## TASK
Separate out the lines that hold "libero".
==== DATASET RECORDS ====
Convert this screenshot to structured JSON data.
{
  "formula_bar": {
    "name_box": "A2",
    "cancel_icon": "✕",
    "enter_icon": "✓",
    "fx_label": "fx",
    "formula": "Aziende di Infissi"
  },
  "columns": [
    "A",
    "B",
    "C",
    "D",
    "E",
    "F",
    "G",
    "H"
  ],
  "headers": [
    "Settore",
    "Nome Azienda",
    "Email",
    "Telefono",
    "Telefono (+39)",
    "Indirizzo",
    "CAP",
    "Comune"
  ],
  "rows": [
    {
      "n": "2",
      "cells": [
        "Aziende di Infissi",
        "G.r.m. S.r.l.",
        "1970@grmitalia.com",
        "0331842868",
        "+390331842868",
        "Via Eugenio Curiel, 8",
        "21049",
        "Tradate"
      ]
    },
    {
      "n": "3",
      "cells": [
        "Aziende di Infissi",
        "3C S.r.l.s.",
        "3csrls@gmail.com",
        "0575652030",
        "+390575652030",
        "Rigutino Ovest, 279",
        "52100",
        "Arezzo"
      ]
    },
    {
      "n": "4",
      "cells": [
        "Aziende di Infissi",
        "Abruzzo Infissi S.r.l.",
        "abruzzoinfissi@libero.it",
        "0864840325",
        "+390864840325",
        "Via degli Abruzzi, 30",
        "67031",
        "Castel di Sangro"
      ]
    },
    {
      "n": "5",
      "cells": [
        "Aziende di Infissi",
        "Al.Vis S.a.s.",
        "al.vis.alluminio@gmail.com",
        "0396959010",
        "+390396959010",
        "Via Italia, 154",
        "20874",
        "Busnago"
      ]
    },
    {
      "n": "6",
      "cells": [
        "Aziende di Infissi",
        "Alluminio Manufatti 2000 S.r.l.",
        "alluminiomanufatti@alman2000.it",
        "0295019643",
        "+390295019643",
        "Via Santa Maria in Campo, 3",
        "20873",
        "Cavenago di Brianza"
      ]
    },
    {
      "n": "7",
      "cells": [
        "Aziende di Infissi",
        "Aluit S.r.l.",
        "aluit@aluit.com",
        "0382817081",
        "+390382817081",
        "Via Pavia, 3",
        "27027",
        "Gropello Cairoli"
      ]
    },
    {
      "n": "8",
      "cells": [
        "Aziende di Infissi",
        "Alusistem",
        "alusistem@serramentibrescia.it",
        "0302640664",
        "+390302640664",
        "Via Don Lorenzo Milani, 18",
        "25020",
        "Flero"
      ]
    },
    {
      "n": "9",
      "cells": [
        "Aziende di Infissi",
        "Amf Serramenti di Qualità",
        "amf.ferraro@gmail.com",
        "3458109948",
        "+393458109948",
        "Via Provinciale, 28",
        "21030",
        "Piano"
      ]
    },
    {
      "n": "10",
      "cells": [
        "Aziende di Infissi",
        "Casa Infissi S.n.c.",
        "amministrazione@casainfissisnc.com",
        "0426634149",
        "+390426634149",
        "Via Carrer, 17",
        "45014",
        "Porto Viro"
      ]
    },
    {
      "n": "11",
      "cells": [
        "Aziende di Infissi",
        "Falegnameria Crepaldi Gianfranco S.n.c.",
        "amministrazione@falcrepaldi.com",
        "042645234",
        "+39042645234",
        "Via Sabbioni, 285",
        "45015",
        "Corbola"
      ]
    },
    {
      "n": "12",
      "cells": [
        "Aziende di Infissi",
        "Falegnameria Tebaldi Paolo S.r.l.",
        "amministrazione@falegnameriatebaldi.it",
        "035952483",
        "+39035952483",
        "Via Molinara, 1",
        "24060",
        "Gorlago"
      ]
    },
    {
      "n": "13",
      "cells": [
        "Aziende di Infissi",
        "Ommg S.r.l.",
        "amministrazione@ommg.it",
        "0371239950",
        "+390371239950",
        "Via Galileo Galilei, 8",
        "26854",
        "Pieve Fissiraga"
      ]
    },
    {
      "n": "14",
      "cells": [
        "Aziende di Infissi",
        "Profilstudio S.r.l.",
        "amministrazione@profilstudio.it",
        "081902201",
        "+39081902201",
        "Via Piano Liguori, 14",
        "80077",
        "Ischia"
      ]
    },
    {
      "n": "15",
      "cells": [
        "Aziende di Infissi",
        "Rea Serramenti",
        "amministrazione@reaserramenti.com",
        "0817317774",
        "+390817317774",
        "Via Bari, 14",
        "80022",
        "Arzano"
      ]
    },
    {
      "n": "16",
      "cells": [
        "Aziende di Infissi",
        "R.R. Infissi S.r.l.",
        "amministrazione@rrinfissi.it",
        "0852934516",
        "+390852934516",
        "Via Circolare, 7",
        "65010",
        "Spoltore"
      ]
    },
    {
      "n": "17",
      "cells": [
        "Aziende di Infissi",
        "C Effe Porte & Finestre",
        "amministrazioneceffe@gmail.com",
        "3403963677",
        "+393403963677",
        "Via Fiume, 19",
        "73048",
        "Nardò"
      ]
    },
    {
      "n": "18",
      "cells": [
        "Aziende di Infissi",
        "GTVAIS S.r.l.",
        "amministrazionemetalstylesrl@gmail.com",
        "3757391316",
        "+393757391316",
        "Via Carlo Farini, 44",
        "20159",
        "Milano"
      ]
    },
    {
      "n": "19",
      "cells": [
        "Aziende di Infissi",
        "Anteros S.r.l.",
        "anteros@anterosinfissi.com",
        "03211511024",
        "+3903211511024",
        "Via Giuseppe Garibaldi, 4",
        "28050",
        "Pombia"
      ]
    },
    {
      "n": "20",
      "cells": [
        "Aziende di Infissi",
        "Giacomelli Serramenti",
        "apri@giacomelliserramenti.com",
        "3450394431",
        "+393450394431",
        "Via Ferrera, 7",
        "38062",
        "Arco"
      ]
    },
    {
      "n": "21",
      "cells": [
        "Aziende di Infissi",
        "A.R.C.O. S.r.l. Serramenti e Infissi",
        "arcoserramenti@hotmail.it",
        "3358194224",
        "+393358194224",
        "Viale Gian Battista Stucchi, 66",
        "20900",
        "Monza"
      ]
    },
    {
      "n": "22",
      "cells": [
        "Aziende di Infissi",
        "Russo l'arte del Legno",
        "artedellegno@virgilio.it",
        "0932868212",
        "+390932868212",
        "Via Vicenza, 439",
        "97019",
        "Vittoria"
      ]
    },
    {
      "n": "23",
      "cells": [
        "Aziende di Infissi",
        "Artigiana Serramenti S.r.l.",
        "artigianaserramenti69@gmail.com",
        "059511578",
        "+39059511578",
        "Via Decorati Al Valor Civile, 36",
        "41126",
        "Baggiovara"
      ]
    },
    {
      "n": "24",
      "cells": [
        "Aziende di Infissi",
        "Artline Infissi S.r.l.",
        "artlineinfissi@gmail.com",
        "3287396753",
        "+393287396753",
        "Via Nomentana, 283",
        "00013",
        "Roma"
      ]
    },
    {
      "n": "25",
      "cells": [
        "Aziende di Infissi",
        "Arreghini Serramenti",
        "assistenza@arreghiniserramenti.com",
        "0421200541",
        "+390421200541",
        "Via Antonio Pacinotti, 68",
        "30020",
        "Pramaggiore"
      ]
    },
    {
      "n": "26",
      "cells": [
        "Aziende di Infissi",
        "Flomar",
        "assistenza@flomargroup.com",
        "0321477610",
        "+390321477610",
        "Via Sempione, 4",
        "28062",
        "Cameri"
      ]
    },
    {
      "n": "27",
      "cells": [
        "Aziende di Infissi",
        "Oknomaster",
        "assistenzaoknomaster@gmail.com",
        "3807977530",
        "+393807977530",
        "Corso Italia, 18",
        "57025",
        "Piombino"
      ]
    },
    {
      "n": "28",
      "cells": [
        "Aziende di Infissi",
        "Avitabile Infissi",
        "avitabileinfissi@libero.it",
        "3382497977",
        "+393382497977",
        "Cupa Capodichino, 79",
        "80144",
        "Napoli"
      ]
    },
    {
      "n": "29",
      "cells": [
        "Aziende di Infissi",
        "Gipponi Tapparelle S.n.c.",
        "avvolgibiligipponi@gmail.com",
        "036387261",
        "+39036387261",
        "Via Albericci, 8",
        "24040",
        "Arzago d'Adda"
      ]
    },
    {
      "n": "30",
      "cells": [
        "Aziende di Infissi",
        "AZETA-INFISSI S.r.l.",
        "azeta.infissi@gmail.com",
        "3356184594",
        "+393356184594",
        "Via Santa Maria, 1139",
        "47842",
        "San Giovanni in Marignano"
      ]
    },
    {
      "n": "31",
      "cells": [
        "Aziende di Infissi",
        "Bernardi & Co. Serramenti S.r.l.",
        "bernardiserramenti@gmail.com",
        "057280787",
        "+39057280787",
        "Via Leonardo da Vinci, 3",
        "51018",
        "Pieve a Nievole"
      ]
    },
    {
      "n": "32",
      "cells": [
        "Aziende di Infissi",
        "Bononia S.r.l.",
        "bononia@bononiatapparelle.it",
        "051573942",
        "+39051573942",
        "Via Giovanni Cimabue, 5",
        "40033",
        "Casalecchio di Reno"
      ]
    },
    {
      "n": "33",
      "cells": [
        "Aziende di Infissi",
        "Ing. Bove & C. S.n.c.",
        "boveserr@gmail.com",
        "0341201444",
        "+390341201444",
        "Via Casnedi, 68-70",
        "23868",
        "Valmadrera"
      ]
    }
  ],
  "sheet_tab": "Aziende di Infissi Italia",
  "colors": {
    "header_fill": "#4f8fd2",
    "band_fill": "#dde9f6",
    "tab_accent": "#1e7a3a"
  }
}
====
## RESPONSE TO THE EXERCISE
        "abruzzoinfissi@libero.it",
        "avitabileinfissi@libero.it",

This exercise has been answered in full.